⟨

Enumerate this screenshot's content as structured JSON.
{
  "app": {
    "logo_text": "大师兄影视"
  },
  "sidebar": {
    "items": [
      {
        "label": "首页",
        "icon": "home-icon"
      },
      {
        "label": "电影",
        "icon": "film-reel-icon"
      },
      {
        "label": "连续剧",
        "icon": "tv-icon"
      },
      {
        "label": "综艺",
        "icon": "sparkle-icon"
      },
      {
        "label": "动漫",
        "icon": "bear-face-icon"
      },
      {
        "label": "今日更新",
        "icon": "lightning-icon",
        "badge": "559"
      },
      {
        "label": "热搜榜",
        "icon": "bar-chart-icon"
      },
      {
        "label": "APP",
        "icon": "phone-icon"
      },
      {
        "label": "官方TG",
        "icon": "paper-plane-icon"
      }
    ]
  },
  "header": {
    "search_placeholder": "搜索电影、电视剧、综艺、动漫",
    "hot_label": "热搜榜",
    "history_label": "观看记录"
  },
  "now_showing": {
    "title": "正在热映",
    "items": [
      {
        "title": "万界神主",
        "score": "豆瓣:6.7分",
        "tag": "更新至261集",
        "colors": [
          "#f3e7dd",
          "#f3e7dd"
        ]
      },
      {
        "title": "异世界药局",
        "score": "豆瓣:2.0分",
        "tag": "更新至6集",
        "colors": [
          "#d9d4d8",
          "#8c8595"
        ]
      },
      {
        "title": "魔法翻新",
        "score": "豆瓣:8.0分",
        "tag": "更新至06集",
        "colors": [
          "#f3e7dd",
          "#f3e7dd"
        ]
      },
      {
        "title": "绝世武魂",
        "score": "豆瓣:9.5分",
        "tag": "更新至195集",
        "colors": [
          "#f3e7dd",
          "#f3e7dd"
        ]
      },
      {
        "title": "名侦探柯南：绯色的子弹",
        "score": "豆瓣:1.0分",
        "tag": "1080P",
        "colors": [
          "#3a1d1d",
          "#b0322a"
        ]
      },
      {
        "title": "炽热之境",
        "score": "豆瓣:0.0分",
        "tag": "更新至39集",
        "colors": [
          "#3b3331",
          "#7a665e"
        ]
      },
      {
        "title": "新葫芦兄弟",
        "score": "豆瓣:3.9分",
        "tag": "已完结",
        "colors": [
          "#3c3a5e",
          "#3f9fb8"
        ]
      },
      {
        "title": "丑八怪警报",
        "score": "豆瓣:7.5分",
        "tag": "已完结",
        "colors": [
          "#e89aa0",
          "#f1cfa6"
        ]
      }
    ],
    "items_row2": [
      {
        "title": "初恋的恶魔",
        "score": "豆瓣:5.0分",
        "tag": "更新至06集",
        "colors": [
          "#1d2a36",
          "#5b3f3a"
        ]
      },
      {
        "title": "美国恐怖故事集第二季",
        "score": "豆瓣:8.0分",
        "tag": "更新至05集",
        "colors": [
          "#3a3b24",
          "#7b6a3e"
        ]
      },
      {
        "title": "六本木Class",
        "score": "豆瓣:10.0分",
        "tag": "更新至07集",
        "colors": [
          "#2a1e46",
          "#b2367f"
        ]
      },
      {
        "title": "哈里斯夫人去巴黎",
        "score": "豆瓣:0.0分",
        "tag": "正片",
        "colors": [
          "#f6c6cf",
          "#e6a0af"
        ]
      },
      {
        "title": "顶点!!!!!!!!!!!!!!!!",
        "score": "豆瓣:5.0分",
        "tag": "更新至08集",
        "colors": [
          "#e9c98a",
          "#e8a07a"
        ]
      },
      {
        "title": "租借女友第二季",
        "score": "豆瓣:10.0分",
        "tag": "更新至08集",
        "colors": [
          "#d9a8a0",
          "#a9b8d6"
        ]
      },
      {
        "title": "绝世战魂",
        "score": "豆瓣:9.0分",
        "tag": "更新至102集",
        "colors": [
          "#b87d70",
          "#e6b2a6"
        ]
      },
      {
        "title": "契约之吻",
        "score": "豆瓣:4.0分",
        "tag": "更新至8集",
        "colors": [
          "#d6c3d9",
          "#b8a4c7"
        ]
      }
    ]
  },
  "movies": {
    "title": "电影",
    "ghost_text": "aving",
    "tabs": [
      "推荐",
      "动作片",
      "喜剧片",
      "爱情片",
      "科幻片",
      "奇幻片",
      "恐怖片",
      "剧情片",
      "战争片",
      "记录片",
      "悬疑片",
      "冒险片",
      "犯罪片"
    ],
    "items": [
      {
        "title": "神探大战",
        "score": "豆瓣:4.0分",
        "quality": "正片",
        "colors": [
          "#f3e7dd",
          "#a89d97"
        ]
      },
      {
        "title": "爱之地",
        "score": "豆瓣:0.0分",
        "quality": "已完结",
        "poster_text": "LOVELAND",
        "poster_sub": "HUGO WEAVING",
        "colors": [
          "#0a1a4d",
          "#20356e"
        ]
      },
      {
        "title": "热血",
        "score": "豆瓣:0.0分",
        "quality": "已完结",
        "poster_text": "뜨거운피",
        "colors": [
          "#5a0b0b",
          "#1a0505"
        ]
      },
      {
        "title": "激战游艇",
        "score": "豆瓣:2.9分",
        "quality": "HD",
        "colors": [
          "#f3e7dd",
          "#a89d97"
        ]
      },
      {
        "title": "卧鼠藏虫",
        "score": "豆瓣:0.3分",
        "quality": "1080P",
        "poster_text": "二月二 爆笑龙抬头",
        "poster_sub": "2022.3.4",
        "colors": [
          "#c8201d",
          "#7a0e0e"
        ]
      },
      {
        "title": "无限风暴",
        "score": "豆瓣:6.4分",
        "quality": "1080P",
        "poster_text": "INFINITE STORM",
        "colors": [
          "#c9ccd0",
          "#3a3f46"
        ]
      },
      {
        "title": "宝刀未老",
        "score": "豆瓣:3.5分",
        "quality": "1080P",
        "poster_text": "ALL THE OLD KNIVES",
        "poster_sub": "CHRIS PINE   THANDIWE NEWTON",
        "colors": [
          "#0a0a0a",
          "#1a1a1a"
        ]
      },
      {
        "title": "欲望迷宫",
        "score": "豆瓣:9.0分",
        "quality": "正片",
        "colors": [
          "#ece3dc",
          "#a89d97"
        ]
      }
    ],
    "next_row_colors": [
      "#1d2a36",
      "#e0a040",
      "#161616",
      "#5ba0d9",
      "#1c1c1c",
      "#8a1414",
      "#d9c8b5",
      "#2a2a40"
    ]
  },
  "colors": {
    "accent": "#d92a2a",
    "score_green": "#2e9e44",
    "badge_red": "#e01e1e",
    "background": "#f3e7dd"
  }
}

⟩

§ WHAT IS EXPECTED: Retype all of the material, keeping each line exact.

§ EXERCISE RESPONSE:
Enumerate this screenshot's content as structured JSON.
{
  "app": {
    "logo_text": "大师兄影视"
  },
  "sidebar": {
    "items": [
      {
        "label": "首页",
        "icon": "home-icon"
      },
      {
        "label": "电影",
        "icon": "film-reel-icon"
      },
      {
        "label": "连续剧",
        "icon": "tv-icon"
      },
      {
        "label": "综艺",
        "icon": "sparkle-icon"
      },
      {
        "label": "动漫",
        "icon": "bear-face-icon"
      },
      {
        "label": "今日更新",
        "icon": "lightning-icon",
        "badge": "559"
      },
      {
        "label": "热搜榜",
        "icon": "bar-chart-icon"
      },
      {
        "label": "APP",
        "icon": "phone-icon"
      },
      {
        "label": "官方TG",
        "icon": "paper-plane-icon"
      }
    ]
  },
  "header": {
    "search_placeholder": "搜索电影、电视剧、综艺、动漫",
    "hot_label": "热搜榜",
    "history_label": "观看记录"
  },
  "now_showing": {
    "title": "正在热映",
    "items": [
      {
        "title": "万界神主",
        "score": "豆瓣:6.7分",
        "tag": "更新至261集",
        "colors": [
          "#f3e7dd",
          "#f3e7dd"
        ]
      },
      {
        "title": "异世界药局",
        "score": "豆瓣:2.0分",
        "tag": "更新至6集",
        "colors": [
          "#d9d4d8",
          "#8c8595"
        ]
      },
      {
        "title": "魔法翻新",
        "score": "豆瓣:8.0分",
        "tag": "更新至06集",
        "colors": [
          "#f3e7dd",
          "#f3e7dd"
        ]
      },
      {
        "title": "绝世武魂",
        "score": "豆瓣:9.5分",
        "tag": "更新至195集",
        "colors": [
          "#f3e7dd",
          "#f3e7dd"
        ]
      },
      {
        "title": "名侦探柯南：绯色的子弹",
        "score": "豆瓣:1.0分",
        "tag": "1080P",
        "colors": [
          "#3a1d1d",
          "#b0322a"
        ]
      },
      {
        "title": "炽热之境",
        "score": "豆瓣:0.0分",
        "tag": "更新至39集",
        "colors": [
          "#3b3331",
          "#7a665e"
        ]
      },
      {
        "title": "新葫芦兄弟",
        "score": "豆瓣:3.9分",
        "tag": "已完结",
        "colors": [
          "#3c3a5e",
          "#3f9fb8"
        ]
      },
      {
        "title": "丑八怪警报",
        "score": "豆瓣:7.5分",
        "tag": "已完结",
        "colors": [
          "#e89aa0",
          "#f1cfa6"
        ]
      }
    ],
    "items_row2": [
      {
        "title": "初恋的恶魔",
        "score": "豆瓣:5.0分",
        "tag": "更新至06集",
        "colors": [
          "#1d2a36",
          "#5b3f3a"
        ]
      },
      {
        "title": "美国恐怖故事集第二季",
        "score": "豆瓣:8.0分",
        "tag": "更新至05集",
        "colors": [
          "#3a3b24",
          "#7b6a3e"
        ]
      },
      {
        "title": "六本木Class",
        "score": "豆瓣:10.0分",
        "tag": "更新至07集",
        "colors": [
          "#2a1e46",
          "#b2367f"
        ]
      },
      {
        "title": "哈里斯夫人去巴黎",
        "score": "豆瓣:0.0分",
        "tag": "正片",
        "colors": [
          "#f6c6cf",
          "#e6a0af"
        ]
      },
      {
        "title": "顶点!!!!!!!!!!!!!!!!",
        "score": "豆瓣:5.0分",
        "tag": "更新至08集",
        "colors": [
          "#e9c98a",
          "#e8a07a"
        ]
      },
      {
        "title": "租借女友第二季",
        "score": "豆瓣:10.0分",
        "tag": "更新至08集",
        "colors": [
          "#d9a8a0",
          "#a9b8d6"
        ]
      },
      {
        "title": "绝世战魂",
        "score": "豆瓣:9.0分",
        "tag": "更新至102集",
        "colors": [
          "#b87d70",
          "#e6b2a6"
        ]
      },
      {
        "title": "契约之吻",
        "score": "豆瓣:4.0分",
        "tag": "更新至8集",
        "colors": [
          "#d6c3d9",
          "#b8a4c7"
        ]
      }
    ]
  },
  "movies": {
    "title": "电影",
    "ghost_text": "aving",
    "tabs": [
      "推荐",
      "动作片",
      "喜剧片",
      "爱情片",
      "科幻片",
      "奇幻片",
      "恐怖片",
      "剧情片",
      "战争片",
      "记录片",
      "悬疑片",
      "冒险片",
      "犯罪片"
    ],
    "items": [
      {
        "title": "神探大战",
        "score": "豆瓣:4.0分",
        "quality": "正片",
        "colors": [
          "#f3e7dd",
          "#a89d97"
        ]
      },
      {
        "title": "爱之地",
        "score": "豆瓣:0.0分",
        "quality": "已完结",
        "poster_text": "LOVELAND",
        "poster_sub": "HUGO WEAVING",
        "colors": [
          "#0a1a4d",
          "#20356e"
        ]
      },
      {
        "title": "热血",
        "score": "豆瓣:0.0分",
        "quality": "已完结",
        "poster_text": "뜨거운피",
        "colors": [
          "#5a0b0b",
          "#1a0505"
        ]
      },
      {
        "title": "激战游艇",
        "score": "豆瓣:2.9分",
        "quality": "HD",
        "colors": [
          "#f3e7dd",
          "#a89d97"
        ]
      },
      {
        "title": "卧鼠藏虫",
        "score": "豆瓣:0.3分",
        "quality": "1080P",
        "poster_text": "二月二 爆笑龙抬头",
        "poster_sub": "2022.3.4",
        "colors": [
          "#c8201d",
          "#7a0e0e"
        ]
      },
      {
        "title": "无限风暴",
        "score": "豆瓣:6.4分",
        "quality": "1080P",
        "poster_text": "INFINITE STORM",
        "colors": [
          "#c9ccd0",
          "#3a3f46"
        ]
      },
      {
        "title": "宝刀未老",
        "score": "豆瓣:3.5分",
        "quality": "1080P",
        "poster_text": "ALL THE OLD KNIVES",
        "poster_sub": "CHRIS PINE   THANDIWE NEWTON",
        "colors": [
          "#0a0a0a",
          "#1a1a1a"
        ]
      },
      {
        "title": "欲望迷宫",
        "score": "豆瓣:9.0分",
        "quality": "正片",
        "colors": [
          "#ece3dc",
          "#a89d97"
        ]
      }
    ],
    "next_row_colors": [
      "#1d2a36",
      "#e0a040",
      "#161616",
      "#5ba0d9",
      "#1c1c1c",
      "#8a1414",
      "#d9c8b5",
      "#2a2a40"
    ]
  },
  "colors": {
    "accent": "#d92a2a",
    "score_green": "#2e9e44",
    "badge_red": "#e01e1e",
    "background": "#f3e7dd"
  }
}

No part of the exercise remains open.